Look through the records below and collect all lines that hold the string "Live".

[Items from a dataset]
#####

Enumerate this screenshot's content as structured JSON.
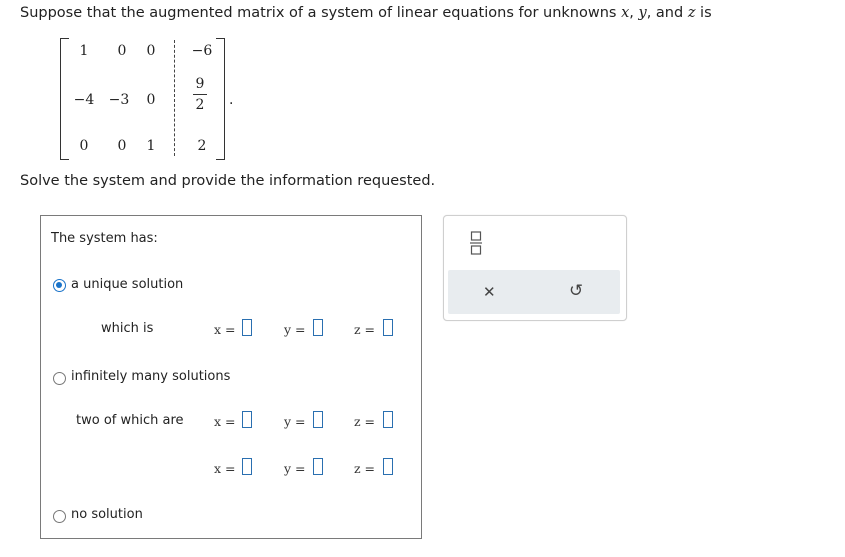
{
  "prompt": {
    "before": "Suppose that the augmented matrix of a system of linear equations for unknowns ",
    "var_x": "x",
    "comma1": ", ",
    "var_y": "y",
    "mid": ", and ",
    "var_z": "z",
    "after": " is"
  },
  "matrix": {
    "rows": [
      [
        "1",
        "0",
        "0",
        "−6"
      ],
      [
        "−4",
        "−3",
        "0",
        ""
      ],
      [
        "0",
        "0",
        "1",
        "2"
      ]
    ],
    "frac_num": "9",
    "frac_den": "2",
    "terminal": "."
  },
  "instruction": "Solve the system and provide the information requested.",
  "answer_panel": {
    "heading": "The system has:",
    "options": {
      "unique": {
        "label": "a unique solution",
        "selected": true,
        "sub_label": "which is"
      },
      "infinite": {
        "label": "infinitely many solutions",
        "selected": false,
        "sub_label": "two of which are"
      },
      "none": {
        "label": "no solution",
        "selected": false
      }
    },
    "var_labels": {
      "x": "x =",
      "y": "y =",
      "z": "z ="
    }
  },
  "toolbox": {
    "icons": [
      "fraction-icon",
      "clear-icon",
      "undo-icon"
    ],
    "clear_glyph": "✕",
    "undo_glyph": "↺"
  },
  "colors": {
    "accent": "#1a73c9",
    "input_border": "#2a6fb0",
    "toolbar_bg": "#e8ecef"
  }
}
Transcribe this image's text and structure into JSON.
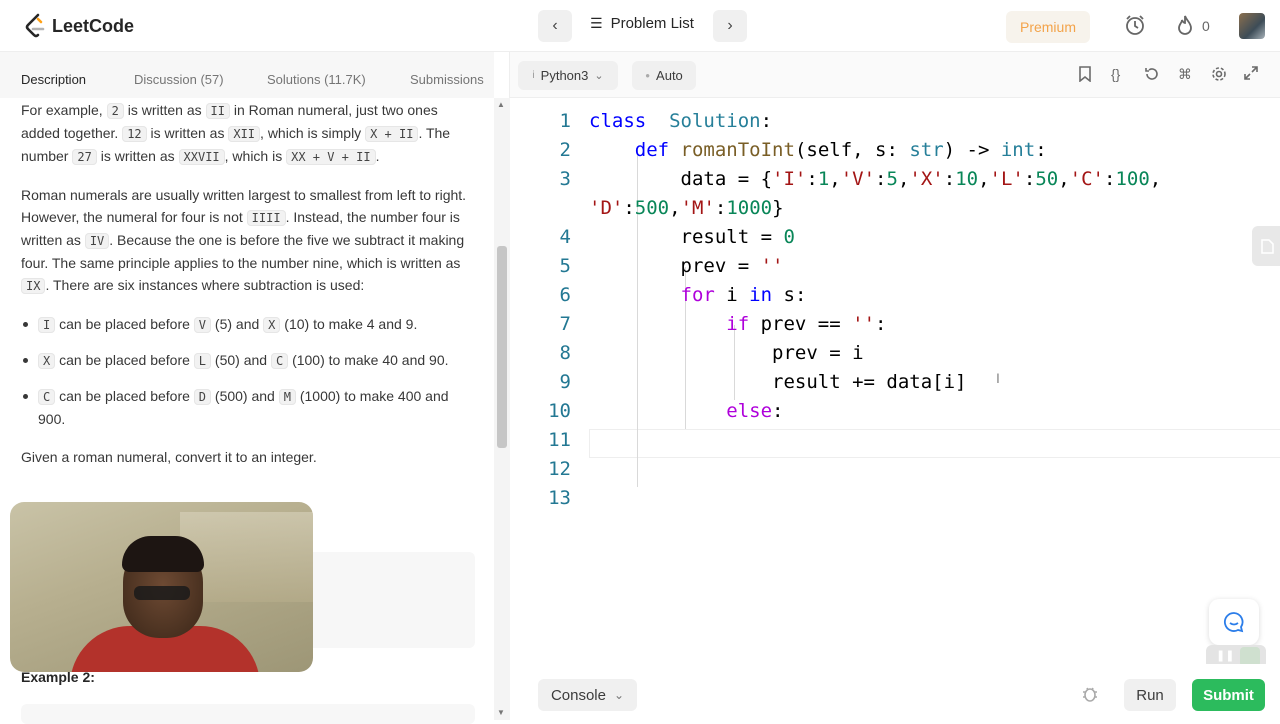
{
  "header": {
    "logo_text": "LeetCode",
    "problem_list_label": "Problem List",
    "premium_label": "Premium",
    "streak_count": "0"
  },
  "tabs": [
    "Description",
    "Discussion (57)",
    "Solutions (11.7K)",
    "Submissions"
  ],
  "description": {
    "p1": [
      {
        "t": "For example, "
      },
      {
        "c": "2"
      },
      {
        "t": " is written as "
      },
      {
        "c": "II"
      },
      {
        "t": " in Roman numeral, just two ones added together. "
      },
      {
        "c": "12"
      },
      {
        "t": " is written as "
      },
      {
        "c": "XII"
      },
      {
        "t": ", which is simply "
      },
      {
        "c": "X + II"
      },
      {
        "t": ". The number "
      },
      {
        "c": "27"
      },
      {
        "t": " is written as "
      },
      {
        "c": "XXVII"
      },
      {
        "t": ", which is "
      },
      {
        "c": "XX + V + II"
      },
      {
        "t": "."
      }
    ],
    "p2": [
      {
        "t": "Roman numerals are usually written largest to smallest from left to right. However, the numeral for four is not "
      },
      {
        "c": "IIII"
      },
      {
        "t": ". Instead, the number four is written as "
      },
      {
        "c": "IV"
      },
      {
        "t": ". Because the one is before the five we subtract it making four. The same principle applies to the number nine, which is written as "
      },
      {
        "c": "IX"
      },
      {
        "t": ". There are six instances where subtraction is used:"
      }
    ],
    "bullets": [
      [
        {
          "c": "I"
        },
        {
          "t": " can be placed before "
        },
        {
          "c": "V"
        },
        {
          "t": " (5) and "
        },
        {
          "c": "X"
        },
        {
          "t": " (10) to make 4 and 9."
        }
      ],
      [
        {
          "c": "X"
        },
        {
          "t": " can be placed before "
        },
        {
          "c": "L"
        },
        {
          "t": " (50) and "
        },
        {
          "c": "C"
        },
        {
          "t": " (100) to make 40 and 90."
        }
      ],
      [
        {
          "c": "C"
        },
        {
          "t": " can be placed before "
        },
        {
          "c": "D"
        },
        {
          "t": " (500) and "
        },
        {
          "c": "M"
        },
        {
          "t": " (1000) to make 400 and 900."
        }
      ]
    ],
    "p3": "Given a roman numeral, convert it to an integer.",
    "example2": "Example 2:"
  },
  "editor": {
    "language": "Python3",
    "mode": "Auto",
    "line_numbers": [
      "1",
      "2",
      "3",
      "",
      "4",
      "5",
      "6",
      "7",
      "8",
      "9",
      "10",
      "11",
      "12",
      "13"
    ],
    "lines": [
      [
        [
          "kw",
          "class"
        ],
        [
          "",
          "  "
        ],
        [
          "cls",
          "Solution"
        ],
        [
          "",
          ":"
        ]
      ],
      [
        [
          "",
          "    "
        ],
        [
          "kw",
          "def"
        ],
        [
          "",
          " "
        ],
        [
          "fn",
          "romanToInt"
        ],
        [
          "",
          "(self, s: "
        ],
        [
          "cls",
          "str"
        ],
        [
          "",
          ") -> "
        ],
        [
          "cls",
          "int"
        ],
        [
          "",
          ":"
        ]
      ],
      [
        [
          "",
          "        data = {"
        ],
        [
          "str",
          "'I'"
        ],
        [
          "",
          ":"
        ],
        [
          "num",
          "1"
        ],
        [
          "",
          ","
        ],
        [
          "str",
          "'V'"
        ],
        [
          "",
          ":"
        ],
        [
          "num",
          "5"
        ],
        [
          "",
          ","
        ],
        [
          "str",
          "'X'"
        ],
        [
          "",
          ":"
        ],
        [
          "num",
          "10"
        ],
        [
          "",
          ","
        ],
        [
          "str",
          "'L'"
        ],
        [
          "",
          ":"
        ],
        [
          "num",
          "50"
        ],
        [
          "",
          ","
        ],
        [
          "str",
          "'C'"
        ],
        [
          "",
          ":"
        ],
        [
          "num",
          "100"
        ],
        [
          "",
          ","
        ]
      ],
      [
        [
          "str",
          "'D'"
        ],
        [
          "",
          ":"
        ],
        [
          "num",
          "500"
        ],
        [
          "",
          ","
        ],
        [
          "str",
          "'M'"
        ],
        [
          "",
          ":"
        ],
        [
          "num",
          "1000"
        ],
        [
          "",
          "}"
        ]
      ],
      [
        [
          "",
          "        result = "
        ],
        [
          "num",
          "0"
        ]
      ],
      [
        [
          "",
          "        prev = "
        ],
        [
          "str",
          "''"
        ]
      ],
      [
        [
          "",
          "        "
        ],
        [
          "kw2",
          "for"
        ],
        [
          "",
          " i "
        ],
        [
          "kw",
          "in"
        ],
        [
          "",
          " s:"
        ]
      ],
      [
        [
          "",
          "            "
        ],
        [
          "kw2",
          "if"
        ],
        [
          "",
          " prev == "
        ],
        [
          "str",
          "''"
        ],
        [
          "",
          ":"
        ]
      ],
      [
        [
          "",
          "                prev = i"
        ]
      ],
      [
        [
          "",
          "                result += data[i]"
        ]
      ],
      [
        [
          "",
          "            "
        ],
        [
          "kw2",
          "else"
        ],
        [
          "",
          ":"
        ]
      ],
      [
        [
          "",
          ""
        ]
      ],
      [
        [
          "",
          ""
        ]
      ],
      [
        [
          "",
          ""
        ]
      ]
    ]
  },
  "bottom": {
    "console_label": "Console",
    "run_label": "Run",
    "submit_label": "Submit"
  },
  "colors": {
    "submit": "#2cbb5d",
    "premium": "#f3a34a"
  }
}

#####

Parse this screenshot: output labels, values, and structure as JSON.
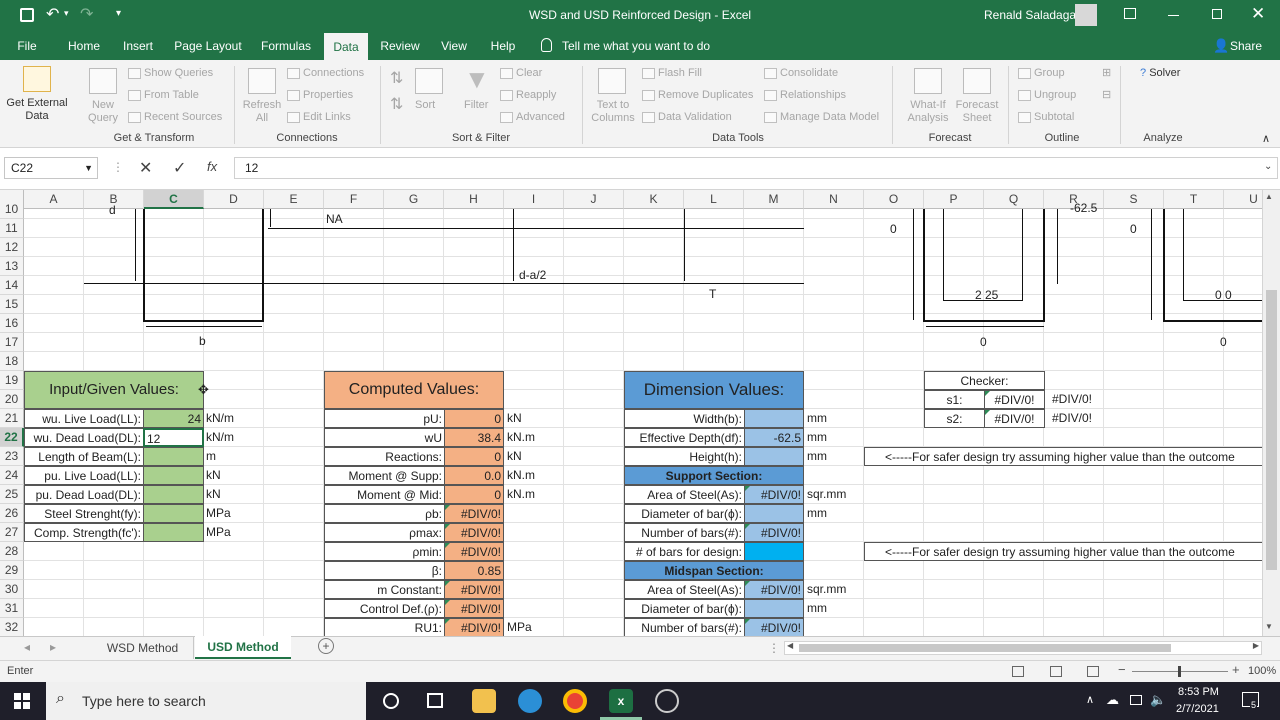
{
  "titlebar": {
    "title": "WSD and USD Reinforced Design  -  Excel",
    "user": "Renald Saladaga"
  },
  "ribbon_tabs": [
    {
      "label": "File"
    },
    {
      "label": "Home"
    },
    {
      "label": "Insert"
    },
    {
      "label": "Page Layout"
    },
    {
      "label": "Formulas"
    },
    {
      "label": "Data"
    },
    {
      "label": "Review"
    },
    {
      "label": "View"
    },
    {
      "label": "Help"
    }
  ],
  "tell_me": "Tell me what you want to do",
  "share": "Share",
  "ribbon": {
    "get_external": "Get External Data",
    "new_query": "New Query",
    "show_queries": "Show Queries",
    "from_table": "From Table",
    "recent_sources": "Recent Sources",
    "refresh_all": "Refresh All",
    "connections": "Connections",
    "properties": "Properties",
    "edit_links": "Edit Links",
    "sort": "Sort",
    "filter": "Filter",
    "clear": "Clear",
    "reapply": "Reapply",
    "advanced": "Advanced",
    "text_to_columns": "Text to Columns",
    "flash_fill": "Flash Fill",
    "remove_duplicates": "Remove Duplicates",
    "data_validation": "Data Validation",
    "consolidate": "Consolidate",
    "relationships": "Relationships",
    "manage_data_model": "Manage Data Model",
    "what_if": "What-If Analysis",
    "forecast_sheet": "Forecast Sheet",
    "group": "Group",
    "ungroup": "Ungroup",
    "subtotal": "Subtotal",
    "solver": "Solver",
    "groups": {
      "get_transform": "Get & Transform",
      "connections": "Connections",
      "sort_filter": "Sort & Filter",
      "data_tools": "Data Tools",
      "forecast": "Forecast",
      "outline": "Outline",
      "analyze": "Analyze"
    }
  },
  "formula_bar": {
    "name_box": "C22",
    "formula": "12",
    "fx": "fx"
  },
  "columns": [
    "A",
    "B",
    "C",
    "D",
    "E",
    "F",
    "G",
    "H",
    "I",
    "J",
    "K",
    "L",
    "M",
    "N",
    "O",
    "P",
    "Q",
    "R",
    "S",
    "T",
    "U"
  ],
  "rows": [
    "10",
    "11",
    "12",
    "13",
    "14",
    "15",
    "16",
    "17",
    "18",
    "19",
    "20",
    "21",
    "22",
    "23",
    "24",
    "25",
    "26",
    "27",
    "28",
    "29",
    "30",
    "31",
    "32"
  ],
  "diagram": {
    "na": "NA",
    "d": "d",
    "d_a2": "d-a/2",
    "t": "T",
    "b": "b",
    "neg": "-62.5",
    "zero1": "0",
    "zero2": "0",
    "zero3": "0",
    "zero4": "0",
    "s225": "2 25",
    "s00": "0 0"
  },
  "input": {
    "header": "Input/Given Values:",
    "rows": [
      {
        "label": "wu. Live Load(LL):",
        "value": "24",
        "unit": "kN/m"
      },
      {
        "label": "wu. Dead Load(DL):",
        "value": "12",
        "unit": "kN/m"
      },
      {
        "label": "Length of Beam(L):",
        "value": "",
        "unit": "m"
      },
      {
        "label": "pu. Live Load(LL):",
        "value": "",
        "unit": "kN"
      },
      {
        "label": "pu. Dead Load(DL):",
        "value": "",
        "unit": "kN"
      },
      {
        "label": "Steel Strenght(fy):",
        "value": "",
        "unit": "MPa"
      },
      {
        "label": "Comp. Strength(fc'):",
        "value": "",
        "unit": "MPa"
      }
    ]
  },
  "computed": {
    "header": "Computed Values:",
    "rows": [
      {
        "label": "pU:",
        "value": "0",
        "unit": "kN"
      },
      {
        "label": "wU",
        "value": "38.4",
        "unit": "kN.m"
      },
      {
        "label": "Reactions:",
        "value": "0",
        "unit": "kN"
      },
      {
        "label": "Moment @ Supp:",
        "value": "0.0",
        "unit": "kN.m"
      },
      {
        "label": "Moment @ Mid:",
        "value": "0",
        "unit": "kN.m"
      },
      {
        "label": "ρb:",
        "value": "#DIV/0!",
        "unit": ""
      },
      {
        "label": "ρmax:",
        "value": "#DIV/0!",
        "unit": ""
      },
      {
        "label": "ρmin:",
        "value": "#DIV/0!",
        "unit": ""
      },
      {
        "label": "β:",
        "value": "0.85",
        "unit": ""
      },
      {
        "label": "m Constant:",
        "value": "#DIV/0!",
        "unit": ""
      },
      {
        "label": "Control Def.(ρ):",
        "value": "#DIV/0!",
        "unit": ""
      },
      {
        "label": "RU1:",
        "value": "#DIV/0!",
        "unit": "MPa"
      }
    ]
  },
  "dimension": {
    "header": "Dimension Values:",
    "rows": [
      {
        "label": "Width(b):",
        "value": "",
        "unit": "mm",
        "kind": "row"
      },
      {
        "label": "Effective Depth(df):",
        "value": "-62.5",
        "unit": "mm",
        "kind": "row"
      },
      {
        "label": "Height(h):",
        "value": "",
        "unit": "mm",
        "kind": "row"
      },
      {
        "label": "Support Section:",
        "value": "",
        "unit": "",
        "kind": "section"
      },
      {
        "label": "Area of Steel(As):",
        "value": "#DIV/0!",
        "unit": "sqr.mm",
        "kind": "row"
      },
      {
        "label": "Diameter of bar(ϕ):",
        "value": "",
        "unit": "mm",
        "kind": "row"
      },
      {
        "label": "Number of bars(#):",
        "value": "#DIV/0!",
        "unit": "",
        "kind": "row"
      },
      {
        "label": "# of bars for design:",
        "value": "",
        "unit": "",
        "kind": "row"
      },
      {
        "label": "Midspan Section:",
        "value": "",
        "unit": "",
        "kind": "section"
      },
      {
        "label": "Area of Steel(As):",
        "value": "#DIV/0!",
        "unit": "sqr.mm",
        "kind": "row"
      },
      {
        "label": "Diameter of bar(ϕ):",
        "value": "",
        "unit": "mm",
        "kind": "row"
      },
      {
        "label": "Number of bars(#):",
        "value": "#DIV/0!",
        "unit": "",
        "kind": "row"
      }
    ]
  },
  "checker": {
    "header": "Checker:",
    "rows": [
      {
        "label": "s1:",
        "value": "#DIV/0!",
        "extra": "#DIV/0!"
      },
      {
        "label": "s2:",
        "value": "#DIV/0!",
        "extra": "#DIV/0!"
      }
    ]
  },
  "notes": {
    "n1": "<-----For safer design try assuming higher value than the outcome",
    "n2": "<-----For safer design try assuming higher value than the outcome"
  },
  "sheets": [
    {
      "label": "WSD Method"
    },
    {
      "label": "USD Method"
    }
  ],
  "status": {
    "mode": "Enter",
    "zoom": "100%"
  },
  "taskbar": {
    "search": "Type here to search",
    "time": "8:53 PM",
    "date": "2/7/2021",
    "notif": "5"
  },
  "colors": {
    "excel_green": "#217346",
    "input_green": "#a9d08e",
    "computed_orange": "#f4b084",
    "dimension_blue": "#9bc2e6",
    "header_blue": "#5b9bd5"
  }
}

#####

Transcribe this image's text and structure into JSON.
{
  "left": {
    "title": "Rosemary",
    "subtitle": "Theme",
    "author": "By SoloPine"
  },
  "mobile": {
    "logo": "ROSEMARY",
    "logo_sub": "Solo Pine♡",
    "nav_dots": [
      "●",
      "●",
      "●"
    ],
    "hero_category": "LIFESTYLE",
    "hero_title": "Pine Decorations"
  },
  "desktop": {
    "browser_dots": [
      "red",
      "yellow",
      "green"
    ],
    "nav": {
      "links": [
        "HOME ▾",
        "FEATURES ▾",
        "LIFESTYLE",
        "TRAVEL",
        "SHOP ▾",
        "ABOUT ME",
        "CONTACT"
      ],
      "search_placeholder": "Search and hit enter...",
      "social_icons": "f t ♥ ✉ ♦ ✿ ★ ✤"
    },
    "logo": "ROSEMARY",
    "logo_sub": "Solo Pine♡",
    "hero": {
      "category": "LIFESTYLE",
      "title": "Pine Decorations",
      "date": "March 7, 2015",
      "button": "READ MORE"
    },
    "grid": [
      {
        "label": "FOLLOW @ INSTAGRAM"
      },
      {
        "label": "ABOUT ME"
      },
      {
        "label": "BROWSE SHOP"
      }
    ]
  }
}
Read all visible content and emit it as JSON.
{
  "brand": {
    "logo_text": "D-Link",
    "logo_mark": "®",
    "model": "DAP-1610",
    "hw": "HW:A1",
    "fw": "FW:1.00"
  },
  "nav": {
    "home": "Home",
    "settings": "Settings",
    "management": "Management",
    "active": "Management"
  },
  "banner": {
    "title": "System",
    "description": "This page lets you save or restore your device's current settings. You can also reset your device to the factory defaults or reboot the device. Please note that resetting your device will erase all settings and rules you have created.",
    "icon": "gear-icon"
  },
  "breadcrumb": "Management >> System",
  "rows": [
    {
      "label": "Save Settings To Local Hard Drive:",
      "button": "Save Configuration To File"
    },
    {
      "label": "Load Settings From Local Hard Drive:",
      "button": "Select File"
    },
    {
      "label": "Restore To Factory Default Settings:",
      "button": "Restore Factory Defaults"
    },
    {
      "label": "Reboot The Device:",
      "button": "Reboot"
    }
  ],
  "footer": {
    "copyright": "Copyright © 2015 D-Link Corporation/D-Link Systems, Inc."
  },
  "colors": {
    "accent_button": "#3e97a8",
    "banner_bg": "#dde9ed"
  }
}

#####

__Task output__
        "label": "wu. Live Load(LL):",
        "label": "pu. Live Load(LL):",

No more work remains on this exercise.